** Begin RECORDS FOR THE TASK **

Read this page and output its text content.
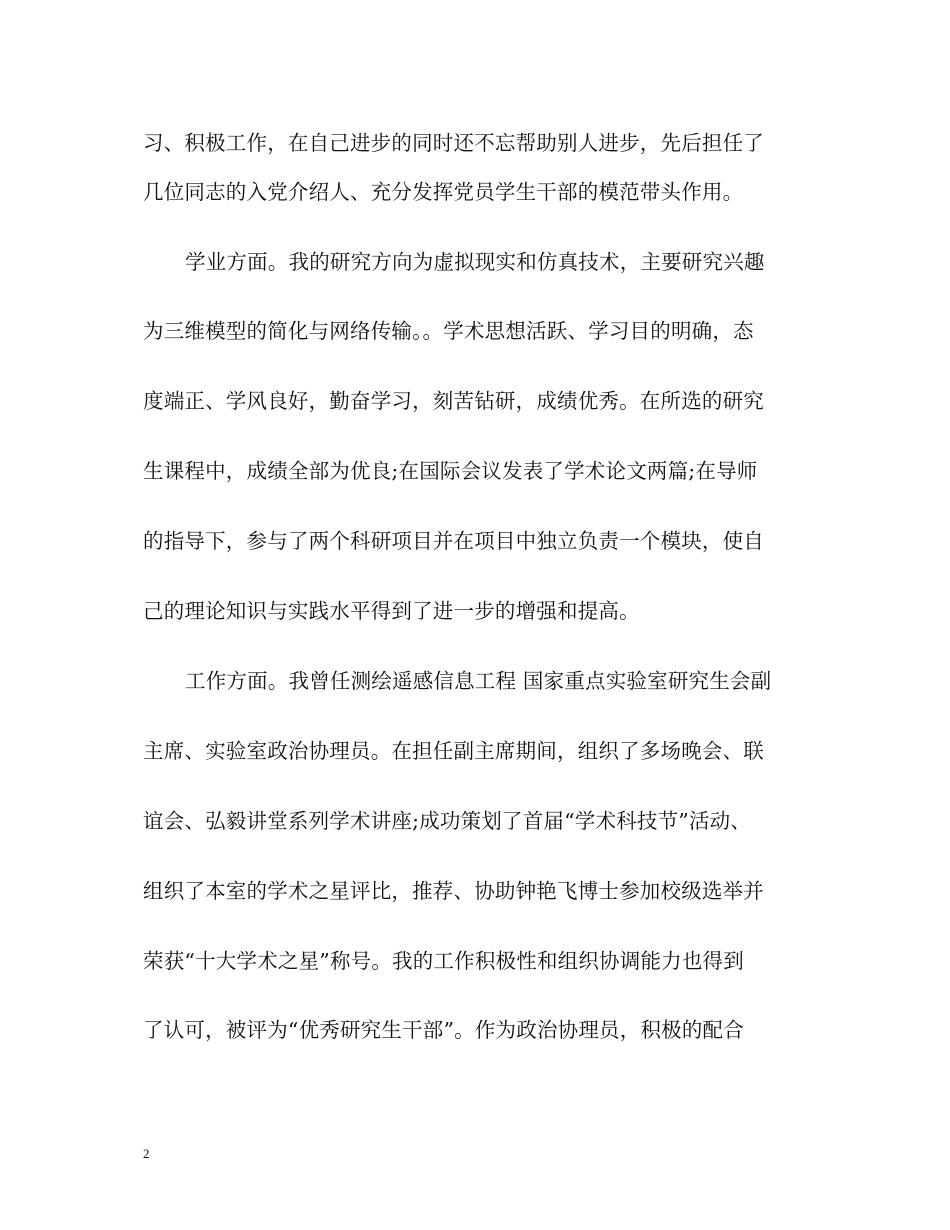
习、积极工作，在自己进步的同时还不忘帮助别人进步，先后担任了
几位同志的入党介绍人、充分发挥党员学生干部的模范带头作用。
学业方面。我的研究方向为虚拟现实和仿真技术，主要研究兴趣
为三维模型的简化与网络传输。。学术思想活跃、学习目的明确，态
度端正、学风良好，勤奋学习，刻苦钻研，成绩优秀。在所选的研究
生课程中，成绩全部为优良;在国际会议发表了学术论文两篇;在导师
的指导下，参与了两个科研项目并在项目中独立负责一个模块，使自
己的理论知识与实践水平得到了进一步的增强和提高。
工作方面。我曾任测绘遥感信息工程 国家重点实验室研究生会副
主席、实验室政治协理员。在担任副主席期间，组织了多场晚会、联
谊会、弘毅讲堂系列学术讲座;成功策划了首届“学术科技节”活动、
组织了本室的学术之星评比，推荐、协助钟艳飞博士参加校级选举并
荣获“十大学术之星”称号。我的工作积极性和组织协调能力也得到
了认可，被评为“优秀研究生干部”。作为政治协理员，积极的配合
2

** End RECORDS FOR THE TASK **

EXERCISE BRIEF =>
Output a faithful copy of the data, with each picture left out.

SOLUTION TO THIS TASK =>
Read this page and output its text content.
习、积极工作，在自己进步的同时还不忘帮助别人进步，先后担任了
几位同志的入党介绍人、充分发挥党员学生干部的模范带头作用。
学业方面。我的研究方向为虚拟现实和仿真技术，主要研究兴趣
为三维模型的简化与网络传输。。学术思想活跃、学习目的明确，态
度端正、学风良好，勤奋学习，刻苦钻研，成绩优秀。在所选的研究
生课程中，成绩全部为优良;在国际会议发表了学术论文两篇;在导师
的指导下，参与了两个科研项目并在项目中独立负责一个模块，使自
己的理论知识与实践水平得到了进一步的增强和提高。
工作方面。我曾任测绘遥感信息工程 国家重点实验室研究生会副
主席、实验室政治协理员。在担任副主席期间，组织了多场晚会、联
谊会、弘毅讲堂系列学术讲座;成功策划了首届“学术科技节”活动、
组织了本室的学术之星评比，推荐、协助钟艳飞博士参加校级选举并
荣获“十大学术之星”称号。我的工作积极性和组织协调能力也得到
了认可，被评为“优秀研究生干部”。作为政治协理员，积极的配合
2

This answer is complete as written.